#### Problem:
Go through the entries below and retype them exactly, omitting each picture.

Dataset listings of figures
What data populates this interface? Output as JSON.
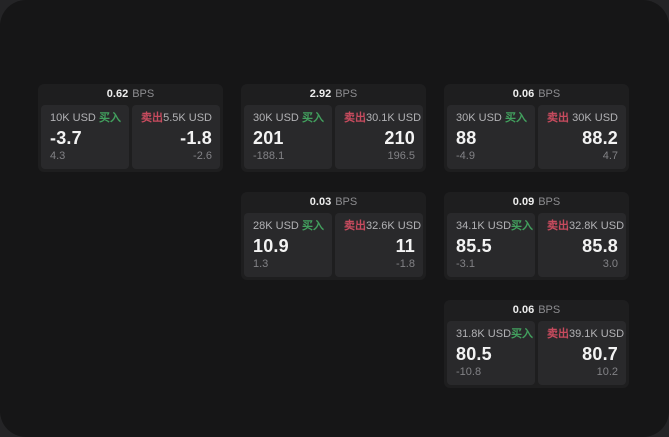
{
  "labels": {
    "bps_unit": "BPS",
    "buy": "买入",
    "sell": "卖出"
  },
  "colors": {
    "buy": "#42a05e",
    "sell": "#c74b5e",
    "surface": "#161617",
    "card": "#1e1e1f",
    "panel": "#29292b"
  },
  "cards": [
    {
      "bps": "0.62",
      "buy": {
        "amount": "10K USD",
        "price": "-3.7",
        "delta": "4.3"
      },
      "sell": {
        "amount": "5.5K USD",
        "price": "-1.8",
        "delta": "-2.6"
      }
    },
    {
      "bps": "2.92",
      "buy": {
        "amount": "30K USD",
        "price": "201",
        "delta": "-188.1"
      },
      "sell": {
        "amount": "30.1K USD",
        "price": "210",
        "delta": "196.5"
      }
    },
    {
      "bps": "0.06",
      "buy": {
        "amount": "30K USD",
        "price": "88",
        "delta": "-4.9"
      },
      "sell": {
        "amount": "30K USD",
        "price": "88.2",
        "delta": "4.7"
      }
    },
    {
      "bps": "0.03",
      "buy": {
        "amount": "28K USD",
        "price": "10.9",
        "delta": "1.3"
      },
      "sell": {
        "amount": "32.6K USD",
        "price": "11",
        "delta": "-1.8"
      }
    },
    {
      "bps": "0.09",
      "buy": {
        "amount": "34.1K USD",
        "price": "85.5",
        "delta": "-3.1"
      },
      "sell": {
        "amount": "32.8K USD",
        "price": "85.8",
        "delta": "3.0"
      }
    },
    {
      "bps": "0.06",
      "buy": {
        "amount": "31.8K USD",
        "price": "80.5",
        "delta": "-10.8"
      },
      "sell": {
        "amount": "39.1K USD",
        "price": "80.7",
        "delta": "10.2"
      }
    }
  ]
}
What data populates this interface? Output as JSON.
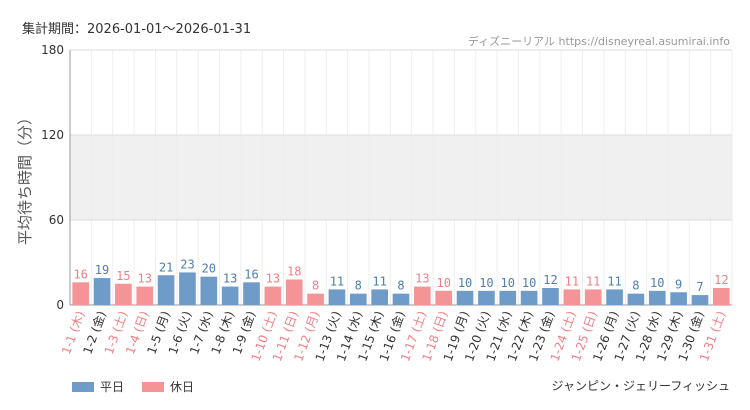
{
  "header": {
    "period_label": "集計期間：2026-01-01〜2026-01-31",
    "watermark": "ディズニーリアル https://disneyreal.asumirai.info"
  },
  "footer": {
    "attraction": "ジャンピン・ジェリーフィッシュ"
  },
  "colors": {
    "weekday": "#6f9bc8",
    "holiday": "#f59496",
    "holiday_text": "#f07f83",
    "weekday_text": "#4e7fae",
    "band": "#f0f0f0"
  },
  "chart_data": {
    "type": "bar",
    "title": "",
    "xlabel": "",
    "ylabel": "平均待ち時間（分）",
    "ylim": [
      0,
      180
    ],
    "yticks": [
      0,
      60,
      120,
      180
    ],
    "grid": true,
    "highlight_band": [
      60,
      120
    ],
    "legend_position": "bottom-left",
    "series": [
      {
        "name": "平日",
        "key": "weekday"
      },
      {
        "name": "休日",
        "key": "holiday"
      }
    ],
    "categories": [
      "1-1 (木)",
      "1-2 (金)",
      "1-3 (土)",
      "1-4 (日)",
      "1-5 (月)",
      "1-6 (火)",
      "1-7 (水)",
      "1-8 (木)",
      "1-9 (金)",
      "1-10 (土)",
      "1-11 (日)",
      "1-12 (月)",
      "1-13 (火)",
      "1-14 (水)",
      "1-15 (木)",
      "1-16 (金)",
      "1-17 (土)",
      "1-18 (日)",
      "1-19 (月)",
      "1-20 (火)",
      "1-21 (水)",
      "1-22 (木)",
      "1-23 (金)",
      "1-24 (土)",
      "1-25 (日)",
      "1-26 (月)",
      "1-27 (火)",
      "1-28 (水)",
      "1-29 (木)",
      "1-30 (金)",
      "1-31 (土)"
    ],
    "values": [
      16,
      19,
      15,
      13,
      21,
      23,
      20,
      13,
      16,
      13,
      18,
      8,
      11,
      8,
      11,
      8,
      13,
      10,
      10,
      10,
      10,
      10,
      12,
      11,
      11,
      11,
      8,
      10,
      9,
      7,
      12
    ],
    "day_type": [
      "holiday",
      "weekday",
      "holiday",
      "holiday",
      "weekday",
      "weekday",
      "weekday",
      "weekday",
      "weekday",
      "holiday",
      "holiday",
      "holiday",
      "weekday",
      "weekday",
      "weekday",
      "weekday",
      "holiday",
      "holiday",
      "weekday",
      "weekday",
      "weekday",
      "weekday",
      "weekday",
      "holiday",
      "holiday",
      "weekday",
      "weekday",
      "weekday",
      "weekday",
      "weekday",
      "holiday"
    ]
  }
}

#### Solution to this problem:
What data populates this interface? Output as JSON.
{
  "labels": {
    "bps_unit": "BPS",
    "buy": "买入",
    "sell": "卖出"
  },
  "colors": {
    "buy": "#42a05e",
    "sell": "#c74b5e",
    "surface": "#161617",
    "card": "#1e1e1f",
    "panel": "#29292b"
  },
  "cards": [
    {
      "bps": "0.62",
      "buy": {
        "amount": "10K USD",
        "price": "-3.7",
        "delta": "4.3"
      },
      "sell": {
        "amount": "5.5K USD",
        "price": "-1.8",
        "delta": "-2.6"
      }
    },
    {
      "bps": "2.92",
      "buy": {
        "amount": "30K USD",
        "price": "201",
        "delta": "-188.1"
      },
      "sell": {
        "amount": "30.1K USD",
        "price": "210",
        "delta": "196.5"
      }
    },
    {
      "bps": "0.06",
      "buy": {
        "amount": "30K USD",
        "price": "88",
        "delta": "-4.9"
      },
      "sell": {
        "amount": "30K USD",
        "price": "88.2",
        "delta": "4.7"
      }
    },
    {
      "bps": "0.03",
      "buy": {
        "amount": "28K USD",
        "price": "10.9",
        "delta": "1.3"
      },
      "sell": {
        "amount": "32.6K USD",
        "price": "11",
        "delta": "-1.8"
      }
    },
    {
      "bps": "0.09",
      "buy": {
        "amount": "34.1K USD",
        "price": "85.5",
        "delta": "-3.1"
      },
      "sell": {
        "amount": "32.8K USD",
        "price": "85.8",
        "delta": "3.0"
      }
    },
    {
      "bps": "0.06",
      "buy": {
        "amount": "31.8K USD",
        "price": "80.5",
        "delta": "-10.8"
      },
      "sell": {
        "amount": "39.1K USD",
        "price": "80.7",
        "delta": "10.2"
      }
    }
  ]
}
What data populates this interface? Output as JSON.
{
  "header": {
    "period_label": "集計期間：2026-01-01〜2026-01-31",
    "watermark": "ディズニーリアル https://disneyreal.asumirai.info"
  },
  "footer": {
    "attraction": "ジャンピン・ジェリーフィッシュ"
  },
  "colors": {
    "weekday": "#6f9bc8",
    "holiday": "#f59496",
    "holiday_text": "#f07f83",
    "weekday_text": "#4e7fae",
    "band": "#f0f0f0"
  },
  "chart_data": {
    "type": "bar",
    "title": "",
    "xlabel": "",
    "ylabel": "平均待ち時間（分）",
    "ylim": [
      0,
      180
    ],
    "yticks": [
      0,
      60,
      120,
      180
    ],
    "grid": true,
    "highlight_band": [
      60,
      120
    ],
    "legend_position": "bottom-left",
    "series": [
      {
        "name": "平日",
        "key": "weekday"
      },
      {
        "name": "休日",
        "key": "holiday"
      }
    ],
    "categories": [
      "1-1 (木)",
      "1-2 (金)",
      "1-3 (土)",
      "1-4 (日)",
      "1-5 (月)",
      "1-6 (火)",
      "1-7 (水)",
      "1-8 (木)",
      "1-9 (金)",
      "1-10 (土)",
      "1-11 (日)",
      "1-12 (月)",
      "1-13 (火)",
      "1-14 (水)",
      "1-15 (木)",
      "1-16 (金)",
      "1-17 (土)",
      "1-18 (日)",
      "1-19 (月)",
      "1-20 (火)",
      "1-21 (水)",
      "1-22 (木)",
      "1-23 (金)",
      "1-24 (土)",
      "1-25 (日)",
      "1-26 (月)",
      "1-27 (火)",
      "1-28 (水)",
      "1-29 (木)",
      "1-30 (金)",
      "1-31 (土)"
    ],
    "values": [
      16,
      19,
      15,
      13,
      21,
      23,
      20,
      13,
      16,
      13,
      18,
      8,
      11,
      8,
      11,
      8,
      13,
      10,
      10,
      10,
      10,
      10,
      12,
      11,
      11,
      11,
      8,
      10,
      9,
      7,
      12
    ],
    "day_type": [
      "holiday",
      "weekday",
      "holiday",
      "holiday",
      "weekday",
      "weekday",
      "weekday",
      "weekday",
      "weekday",
      "holiday",
      "holiday",
      "holiday",
      "weekday",
      "weekday",
      "weekday",
      "weekday",
      "holiday",
      "holiday",
      "weekday",
      "weekday",
      "weekday",
      "weekday",
      "weekday",
      "holiday",
      "holiday",
      "weekday",
      "weekday",
      "weekday",
      "weekday",
      "weekday",
      "holiday"
    ]
  }
}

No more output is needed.